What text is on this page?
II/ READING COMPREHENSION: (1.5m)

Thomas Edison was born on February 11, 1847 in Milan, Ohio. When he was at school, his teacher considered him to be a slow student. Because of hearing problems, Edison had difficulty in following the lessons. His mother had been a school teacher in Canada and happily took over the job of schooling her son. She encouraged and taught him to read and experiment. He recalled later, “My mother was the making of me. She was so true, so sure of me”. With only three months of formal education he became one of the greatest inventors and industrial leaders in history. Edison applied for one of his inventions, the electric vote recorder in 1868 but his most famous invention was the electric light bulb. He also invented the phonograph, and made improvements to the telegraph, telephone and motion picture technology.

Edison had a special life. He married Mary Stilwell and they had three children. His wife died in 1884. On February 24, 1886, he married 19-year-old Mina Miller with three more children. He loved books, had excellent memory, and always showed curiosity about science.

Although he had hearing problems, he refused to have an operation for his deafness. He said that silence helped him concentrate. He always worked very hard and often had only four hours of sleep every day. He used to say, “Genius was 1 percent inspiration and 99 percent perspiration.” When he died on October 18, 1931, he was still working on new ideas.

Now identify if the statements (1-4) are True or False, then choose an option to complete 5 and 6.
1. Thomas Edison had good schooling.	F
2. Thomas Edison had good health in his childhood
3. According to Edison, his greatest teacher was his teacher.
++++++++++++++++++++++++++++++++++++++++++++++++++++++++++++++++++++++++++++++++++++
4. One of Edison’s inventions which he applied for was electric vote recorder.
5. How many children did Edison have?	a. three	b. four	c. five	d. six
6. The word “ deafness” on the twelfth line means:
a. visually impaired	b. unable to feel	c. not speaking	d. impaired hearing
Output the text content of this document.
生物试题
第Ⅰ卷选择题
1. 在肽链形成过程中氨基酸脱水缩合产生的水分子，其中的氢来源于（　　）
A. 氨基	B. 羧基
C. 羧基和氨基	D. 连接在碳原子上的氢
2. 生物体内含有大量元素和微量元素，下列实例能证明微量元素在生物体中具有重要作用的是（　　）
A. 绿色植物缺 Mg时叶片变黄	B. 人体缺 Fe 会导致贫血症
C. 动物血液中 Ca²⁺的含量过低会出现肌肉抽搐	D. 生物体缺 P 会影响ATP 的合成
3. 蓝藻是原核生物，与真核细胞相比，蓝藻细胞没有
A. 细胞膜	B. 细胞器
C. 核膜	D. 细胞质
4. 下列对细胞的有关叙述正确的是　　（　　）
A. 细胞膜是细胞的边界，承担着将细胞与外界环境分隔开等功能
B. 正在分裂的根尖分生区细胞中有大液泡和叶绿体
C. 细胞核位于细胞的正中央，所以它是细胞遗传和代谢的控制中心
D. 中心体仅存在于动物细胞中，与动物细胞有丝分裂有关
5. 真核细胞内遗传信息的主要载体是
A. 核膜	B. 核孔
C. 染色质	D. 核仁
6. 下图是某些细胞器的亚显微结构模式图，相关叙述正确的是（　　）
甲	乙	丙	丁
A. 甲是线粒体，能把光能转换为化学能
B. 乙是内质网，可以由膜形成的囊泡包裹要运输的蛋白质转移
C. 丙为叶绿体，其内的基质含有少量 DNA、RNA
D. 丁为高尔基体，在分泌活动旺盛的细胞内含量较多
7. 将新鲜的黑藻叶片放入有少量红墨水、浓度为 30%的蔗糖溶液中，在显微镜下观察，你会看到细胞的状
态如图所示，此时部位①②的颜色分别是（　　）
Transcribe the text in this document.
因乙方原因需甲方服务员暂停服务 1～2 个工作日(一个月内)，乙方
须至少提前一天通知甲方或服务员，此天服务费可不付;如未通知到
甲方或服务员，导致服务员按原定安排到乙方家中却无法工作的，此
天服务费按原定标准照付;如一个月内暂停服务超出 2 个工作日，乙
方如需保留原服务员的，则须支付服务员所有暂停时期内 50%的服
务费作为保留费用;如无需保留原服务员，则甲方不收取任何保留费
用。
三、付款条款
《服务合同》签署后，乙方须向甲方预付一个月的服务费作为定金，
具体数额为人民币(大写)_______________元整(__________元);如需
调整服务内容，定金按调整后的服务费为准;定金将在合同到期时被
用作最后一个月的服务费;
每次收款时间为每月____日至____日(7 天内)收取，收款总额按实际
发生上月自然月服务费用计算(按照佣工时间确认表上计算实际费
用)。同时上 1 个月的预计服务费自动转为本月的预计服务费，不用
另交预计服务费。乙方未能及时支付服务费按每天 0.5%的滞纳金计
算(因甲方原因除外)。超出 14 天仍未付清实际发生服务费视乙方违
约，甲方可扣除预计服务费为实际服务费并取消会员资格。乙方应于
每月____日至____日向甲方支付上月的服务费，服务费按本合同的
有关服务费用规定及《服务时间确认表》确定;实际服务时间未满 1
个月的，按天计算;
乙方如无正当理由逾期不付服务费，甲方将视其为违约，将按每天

== What the task requires ==
Identify the lines that hold the word "problems". Copy every one of them.

== Written answer ==
Thomas Edison was born on February 11, 1847 in Milan, Ohio. When he was at school, his teacher considered him to be a slow student. Because of hearing problems, Edison had difficulty in following the lessons. His mother had been a school teacher in Canada and happily took over the job of schooling her son. She encouraged and taught him to read and experiment. He recalled later, “My mother was the making of me. She was so true, so sure of me”. With only three months of formal education he became one of the greatest inventors and industrial leaders in history. Edison applied for one of his inventions, the electric vote recorder in 1868 but his most famous invention was the electric light bulb. He also invented the phonograph, and made improvements to the telegraph, telephone and motion picture technology.
Although he had hearing problems, he refused to have an operation for his deafness. He said that silence helped him concentrate. He always worked very hard and often had only four hours of sleep every day. He used to say, “Genius was 1 percent inspiration and 99 percent perspiration.” When he died on October 18, 1931, he was still working on new ideas.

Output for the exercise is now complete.